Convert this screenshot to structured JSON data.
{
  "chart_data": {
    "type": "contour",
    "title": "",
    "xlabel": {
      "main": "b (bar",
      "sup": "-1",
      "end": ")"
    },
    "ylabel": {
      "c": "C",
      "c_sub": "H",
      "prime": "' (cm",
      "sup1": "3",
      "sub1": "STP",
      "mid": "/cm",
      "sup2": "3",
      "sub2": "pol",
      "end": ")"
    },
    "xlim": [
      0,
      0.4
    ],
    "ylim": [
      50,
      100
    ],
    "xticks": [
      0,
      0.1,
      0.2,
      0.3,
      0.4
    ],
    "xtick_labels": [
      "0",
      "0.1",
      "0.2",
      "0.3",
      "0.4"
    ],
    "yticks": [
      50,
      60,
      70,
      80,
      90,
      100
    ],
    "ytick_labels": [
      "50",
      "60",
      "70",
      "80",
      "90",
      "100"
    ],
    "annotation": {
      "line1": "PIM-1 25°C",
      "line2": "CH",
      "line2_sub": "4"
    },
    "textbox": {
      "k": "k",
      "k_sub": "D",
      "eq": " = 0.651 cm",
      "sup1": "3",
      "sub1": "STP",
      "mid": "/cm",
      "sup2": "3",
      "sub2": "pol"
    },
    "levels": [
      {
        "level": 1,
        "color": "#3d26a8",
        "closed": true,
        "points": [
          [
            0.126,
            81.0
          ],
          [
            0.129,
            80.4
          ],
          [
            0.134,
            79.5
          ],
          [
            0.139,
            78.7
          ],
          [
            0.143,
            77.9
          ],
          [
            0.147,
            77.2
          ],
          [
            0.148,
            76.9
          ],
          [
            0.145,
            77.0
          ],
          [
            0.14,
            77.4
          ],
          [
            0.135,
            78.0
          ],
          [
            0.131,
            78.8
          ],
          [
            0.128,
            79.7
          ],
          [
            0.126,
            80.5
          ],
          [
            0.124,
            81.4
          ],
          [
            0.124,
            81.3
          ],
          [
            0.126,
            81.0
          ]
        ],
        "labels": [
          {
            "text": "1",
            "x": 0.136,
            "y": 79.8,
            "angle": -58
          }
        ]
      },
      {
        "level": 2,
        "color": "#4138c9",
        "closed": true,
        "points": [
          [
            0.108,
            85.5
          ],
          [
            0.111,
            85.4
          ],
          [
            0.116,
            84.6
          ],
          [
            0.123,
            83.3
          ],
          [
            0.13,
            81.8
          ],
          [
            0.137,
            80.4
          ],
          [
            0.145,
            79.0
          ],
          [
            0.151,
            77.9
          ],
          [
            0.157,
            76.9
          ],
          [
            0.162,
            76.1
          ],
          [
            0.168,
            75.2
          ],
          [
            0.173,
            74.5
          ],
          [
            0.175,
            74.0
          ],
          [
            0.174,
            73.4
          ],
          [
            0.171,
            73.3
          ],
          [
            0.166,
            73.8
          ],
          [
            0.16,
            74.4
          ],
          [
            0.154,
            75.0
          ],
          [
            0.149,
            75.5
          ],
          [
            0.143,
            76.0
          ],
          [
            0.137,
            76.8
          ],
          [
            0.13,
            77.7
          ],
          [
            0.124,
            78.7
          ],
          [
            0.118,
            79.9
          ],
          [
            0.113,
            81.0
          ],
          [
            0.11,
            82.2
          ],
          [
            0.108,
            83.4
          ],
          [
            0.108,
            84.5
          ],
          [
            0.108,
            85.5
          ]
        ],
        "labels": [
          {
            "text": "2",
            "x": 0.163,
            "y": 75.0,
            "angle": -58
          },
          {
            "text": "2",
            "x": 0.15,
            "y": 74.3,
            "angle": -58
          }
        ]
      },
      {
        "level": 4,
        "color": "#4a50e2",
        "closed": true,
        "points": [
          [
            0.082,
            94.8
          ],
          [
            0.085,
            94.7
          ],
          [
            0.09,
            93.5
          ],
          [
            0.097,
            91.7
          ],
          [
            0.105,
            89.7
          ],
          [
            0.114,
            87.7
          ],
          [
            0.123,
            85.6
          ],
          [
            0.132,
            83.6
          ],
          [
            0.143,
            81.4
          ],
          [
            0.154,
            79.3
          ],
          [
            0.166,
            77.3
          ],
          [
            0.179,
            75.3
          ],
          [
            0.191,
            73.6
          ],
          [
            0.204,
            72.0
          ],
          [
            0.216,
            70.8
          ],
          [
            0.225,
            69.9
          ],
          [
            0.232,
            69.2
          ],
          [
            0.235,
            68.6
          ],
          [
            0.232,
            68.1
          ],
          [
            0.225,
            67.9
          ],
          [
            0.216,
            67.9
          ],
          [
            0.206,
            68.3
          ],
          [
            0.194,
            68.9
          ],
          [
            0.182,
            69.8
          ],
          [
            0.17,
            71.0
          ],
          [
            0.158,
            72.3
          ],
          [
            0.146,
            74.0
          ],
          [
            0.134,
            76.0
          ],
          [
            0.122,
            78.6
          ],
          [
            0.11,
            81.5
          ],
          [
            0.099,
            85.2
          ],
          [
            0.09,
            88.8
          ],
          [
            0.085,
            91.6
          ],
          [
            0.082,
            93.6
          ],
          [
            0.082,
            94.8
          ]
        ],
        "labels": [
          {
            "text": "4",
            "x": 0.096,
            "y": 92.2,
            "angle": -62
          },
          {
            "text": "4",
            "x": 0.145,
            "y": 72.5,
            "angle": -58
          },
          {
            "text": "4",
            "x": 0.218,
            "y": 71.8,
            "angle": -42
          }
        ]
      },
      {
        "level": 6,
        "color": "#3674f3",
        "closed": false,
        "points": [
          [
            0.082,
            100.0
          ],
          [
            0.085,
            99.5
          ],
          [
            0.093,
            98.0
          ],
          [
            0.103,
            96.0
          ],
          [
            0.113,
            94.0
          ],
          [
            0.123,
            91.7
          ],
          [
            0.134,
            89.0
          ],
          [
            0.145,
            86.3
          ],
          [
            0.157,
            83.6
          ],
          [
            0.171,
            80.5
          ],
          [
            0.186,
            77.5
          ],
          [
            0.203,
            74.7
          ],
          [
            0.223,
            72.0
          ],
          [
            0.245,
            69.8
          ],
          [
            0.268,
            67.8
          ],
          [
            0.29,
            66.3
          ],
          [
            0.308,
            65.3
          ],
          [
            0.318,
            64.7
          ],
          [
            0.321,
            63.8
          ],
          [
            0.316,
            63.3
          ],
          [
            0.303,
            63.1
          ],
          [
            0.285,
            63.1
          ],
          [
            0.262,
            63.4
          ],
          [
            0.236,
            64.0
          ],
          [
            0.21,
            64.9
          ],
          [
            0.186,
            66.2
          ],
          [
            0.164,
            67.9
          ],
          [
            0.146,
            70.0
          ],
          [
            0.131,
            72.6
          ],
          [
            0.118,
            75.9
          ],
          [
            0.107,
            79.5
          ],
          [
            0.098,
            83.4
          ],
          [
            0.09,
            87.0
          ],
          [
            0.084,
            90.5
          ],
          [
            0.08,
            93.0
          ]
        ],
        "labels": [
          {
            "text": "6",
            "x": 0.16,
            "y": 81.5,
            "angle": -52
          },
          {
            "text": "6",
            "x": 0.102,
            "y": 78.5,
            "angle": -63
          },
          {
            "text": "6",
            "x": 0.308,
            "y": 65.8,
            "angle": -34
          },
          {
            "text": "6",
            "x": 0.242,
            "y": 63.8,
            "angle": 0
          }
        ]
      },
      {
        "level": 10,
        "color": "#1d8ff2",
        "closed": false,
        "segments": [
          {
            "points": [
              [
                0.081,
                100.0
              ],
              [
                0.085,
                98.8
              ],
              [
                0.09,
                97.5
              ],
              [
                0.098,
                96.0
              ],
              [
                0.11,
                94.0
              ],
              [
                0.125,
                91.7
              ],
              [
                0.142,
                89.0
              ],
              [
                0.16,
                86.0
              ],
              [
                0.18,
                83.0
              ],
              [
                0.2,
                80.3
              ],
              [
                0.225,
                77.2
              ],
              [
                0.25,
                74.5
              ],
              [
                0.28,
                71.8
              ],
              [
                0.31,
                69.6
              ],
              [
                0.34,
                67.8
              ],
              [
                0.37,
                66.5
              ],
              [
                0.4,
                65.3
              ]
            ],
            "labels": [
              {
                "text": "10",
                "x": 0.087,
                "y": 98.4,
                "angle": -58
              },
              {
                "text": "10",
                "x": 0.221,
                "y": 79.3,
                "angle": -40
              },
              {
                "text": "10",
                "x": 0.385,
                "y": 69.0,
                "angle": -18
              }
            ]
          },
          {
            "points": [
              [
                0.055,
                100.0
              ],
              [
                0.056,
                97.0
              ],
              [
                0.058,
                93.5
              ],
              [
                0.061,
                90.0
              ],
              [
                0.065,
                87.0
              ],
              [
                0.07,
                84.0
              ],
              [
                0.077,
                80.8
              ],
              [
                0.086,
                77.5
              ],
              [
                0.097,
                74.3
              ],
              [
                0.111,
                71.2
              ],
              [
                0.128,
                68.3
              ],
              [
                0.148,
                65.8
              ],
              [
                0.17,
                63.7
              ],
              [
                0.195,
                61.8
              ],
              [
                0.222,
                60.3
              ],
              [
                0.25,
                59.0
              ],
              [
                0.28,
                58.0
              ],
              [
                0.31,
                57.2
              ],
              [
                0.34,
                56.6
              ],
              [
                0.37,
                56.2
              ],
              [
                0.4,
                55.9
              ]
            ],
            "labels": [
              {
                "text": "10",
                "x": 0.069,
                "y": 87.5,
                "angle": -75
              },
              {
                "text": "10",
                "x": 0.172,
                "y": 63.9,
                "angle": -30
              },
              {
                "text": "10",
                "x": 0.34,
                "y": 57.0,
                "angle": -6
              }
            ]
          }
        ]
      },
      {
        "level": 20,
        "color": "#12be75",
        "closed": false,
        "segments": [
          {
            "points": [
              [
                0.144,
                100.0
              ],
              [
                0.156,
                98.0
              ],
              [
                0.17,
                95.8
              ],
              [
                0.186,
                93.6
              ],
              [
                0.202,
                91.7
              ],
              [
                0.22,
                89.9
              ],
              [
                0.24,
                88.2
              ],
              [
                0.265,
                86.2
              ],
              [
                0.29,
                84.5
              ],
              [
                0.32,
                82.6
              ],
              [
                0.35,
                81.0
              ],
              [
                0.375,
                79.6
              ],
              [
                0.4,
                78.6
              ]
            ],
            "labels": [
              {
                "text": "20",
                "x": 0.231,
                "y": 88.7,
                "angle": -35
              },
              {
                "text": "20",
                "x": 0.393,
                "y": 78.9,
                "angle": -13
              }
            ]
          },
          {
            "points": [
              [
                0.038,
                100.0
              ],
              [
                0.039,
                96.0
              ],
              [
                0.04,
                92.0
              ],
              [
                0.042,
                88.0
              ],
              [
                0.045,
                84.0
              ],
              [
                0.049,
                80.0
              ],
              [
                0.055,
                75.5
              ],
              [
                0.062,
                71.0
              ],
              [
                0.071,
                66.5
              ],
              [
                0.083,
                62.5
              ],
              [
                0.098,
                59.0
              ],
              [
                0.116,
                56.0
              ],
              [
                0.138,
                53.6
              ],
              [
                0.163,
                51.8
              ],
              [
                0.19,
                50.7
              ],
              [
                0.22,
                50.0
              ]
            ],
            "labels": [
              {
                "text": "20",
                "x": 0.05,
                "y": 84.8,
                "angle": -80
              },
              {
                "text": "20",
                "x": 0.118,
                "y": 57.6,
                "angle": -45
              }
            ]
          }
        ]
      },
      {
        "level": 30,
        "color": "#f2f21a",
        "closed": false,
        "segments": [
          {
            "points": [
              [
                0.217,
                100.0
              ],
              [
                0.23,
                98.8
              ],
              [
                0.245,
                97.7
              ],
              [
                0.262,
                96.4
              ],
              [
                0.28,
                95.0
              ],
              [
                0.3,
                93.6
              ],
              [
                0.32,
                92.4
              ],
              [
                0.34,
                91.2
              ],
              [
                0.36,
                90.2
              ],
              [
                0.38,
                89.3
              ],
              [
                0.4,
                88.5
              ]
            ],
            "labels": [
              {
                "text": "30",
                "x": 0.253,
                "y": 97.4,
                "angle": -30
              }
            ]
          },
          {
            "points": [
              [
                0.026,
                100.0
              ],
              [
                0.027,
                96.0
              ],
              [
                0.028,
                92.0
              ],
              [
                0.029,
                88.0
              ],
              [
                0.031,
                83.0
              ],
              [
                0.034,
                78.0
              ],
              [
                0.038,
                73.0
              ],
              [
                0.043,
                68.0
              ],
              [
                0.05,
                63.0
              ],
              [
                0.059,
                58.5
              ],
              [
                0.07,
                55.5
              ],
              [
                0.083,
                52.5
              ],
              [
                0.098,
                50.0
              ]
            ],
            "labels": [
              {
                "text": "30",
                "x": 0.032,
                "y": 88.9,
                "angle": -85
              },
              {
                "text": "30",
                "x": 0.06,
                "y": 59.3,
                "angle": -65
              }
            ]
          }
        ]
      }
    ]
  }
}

◇ ◇ ◇ ◇ ◇ ◇ ◇

SHORT PROBLEM: Count every line in the listing above that holds "color", then report only the count.

TASK OUTPUT: 7